Omit every picture and output the rest of the records exactly as they are.

◆ ◆ ◆ ◆ ◆ ◆ ◆

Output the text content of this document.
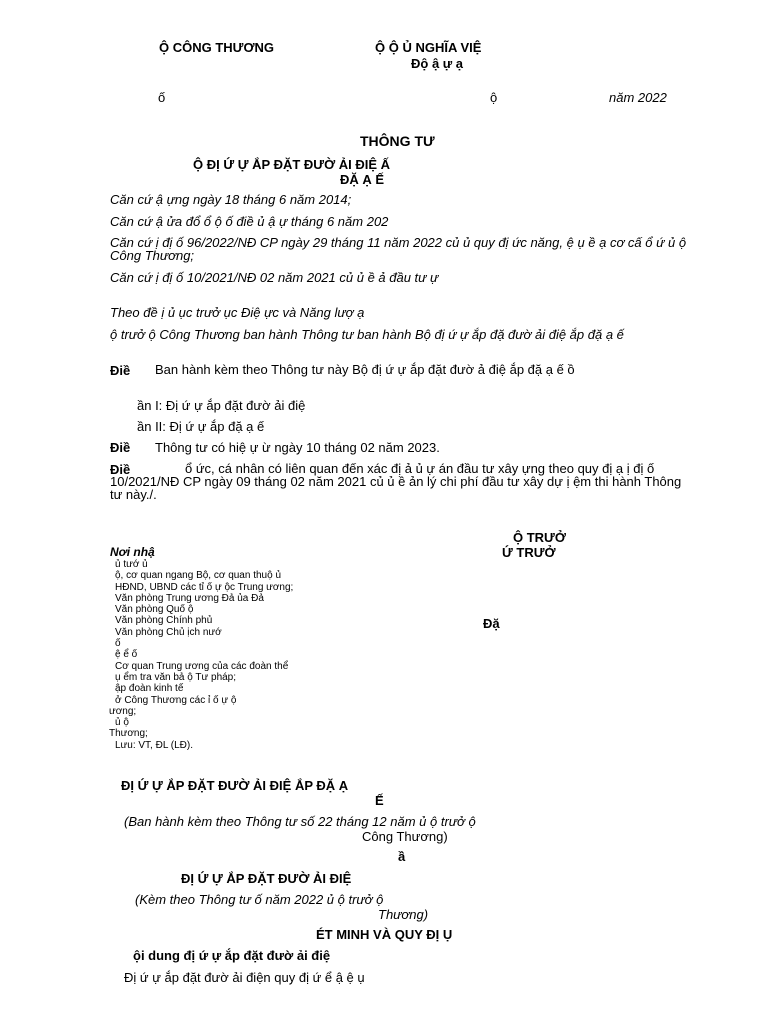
Ộ CÔNG THƯƠNG	Ộ Ộ Ủ NGHĨA VIỆ
Độ ậ ự ạ
ố	ộ	năm 2022
THÔNG TƯ
Ộ ĐỊ Ứ Ự ẮP ĐẶT ĐƯỜ ẢI ĐIỆ Ấ
ĐẶ Ạ Ế
Căn cứ ậ ựng ngày 18 tháng 6 năm 2014;
Căn cứ ậ ửa đổ ổ ộ ố điề ủ ậ ự tháng 6 năm 202
Căn cứ ị đị ố 96/2022/NĐ CP ngày 29 tháng 11 năm 2022 củ ủ quy đị ức năng, ệ ụ ề ạ cơ cấ ổ ứ ủ ộ Công Thương;
Căn cứ ị đị ố 10/2021/NĐ 02 năm 2021 củ ủ ề ả đầu tư ự
Theo đề ị ủ ục trưở ục Điệ ực và Năng lượ ạ
ộ trưở ộ Công Thương ban hành Thông tư ban hành Bộ đị ứ ự ắp đặ đườ ải điệ ắp đặ ạ ế
Điề	Ban hành kèm theo Thông tư này Bộ đị ứ ự ắp đặt đườ ả điệ ắp đặ ạ ế ồ
ần I: Đị ứ ự ắp đặt đườ ải điệ
ần II: Đị ứ ự ắp đặ ạ ế
Điề Thông tư có hiệ ự ừ ngày 10 tháng 02 năm 2023.
Điề	ổ ức, cá nhân có liên quan đến xác đị ả ủ ự án đầu tư xây ựng theo quy đị ạ ị đị ố 10/2021/NĐ CP ngày 09 tháng 02 năm 2021 củ ủ ề ản lý chi phí đầu tư xây dự ị ệm thi hành Thông tư này./.
Ộ TRƯỞ
Ứ TRƯỞ
Đặ
Nơi nhậ
ủ tướ ủ
ộ, cơ quan ngang Bộ, cơ quan thuộ ủ
HĐND, UBND các tỉ ố ự ộc Trung ương;
Văn phòng Trung ương Đả ủa Đả
Văn phòng Quố ộ
Văn phòng Chính phủ
Văn phòng Chủ ịch nướ
ố
ệ ể ố
Cơ quan Trung ương của các đoàn thể
ụ ểm tra văn bả ộ Tư pháp;
ập đoàn kinh tế
ở Công Thương các ỉ ố ự ộ
ương;
ủ ộ
Thương;
Lưu: VT, ĐL (LĐ).
ĐỊ Ứ Ự ẮP ĐẶT ĐƯỜ ẢI ĐIỆ ẮP ĐẶ Ạ
Ế
(Ban hành kèm theo Thông tư số 22 tháng 12 năm ủ ộ trưở ộ
Công Thương)
ầ
ĐỊ Ứ Ự ẮP ĐẶT ĐƯỜ ẢI ĐIỆ
(Kèm theo Thông tư ố năm 2022 ủ ộ trưở ộ
Thương)
ÉT MINH VÀ QUY ĐỊ Ụ
ội dung đị ứ ự ắp đặt đườ ải điệ
Đị ứ ự ắp đặt đườ ải điện quy đị ứ ể ậ ệ ụ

◆ ◆ ◆ ◆ ◆ ◆ ◆

**Full solution:**
Output the text content of this document.
Ộ CÔNG THƯƠNG	Ộ Ộ Ủ NGHĨA VIỆ
Độ ậ ự ạ
ố	ộ	năm 2022
THÔNG TƯ
Ộ ĐỊ Ứ Ự ẮP ĐẶT ĐƯỜ ẢI ĐIỆ Ấ
ĐẶ Ạ Ế
Căn cứ ậ ựng ngày 18 tháng 6 năm 2014;
Căn cứ ậ ửa đổ ổ ộ ố điề ủ ậ ự tháng 6 năm 202
Căn cứ ị đị ố 96/2022/NĐ CP ngày 29 tháng 11 năm 2022 củ ủ quy đị ức năng, ệ ụ ề ạ cơ cấ ổ ứ ủ ộ Công Thương;
Căn cứ ị đị ố 10/2021/NĐ 02 năm 2021 củ ủ ề ả đầu tư ự
Theo đề ị ủ ục trưở ục Điệ ực và Năng lượ ạ
ộ trưở ộ Công Thương ban hành Thông tư ban hành Bộ đị ứ ự ắp đặ đườ ải điệ ắp đặ ạ ế
Điề	Ban hành kèm theo Thông tư này Bộ đị ứ ự ắp đặt đườ ả điệ ắp đặ ạ ế ồ
ần I: Đị ứ ự ắp đặt đườ ải điệ
ần II: Đị ứ ự ắp đặ ạ ế
Điề Thông tư có hiệ ự ừ ngày 10 tháng 02 năm 2023.
Điề	ổ ức, cá nhân có liên quan đến xác đị ả ủ ự án đầu tư xây ựng theo quy đị ạ ị đị ố 10/2021/NĐ CP ngày 09 tháng 02 năm 2021 củ ủ ề ản lý chi phí đầu tư xây dự ị ệm thi hành Thông tư này./.
Ộ TRƯỞ
Ứ TRƯỞ
Đặ
Nơi nhậ
ủ tướ ủ
ộ, cơ quan ngang Bộ, cơ quan thuộ ủ
HĐND, UBND các tỉ ố ự ộc Trung ương;
Văn phòng Trung ương Đả ủa Đả
Văn phòng Quố ộ
Văn phòng Chính phủ
Văn phòng Chủ ịch nướ
ố
ệ ể ố
Cơ quan Trung ương của các đoàn thể
ụ ểm tra văn bả ộ Tư pháp;
ập đoàn kinh tế
ở Công Thương các ỉ ố ự ộ
ương;
ủ ộ
Thương;
Lưu: VT, ĐL (LĐ).
ĐỊ Ứ Ự ẮP ĐẶT ĐƯỜ ẢI ĐIỆ ẮP ĐẶ Ạ
Ế
(Ban hành kèm theo Thông tư số 22 tháng 12 năm ủ ộ trưở ộ
Công Thương)
ầ
ĐỊ Ứ Ự ẮP ĐẶT ĐƯỜ ẢI ĐIỆ
(Kèm theo Thông tư ố năm 2022 ủ ộ trưở ộ
Thương)
ÉT MINH VÀ QUY ĐỊ Ụ
ội dung đị ứ ự ắp đặt đườ ải điệ
Đị ứ ự ắp đặt đườ ải điện quy đị ứ ể ậ ệ ụ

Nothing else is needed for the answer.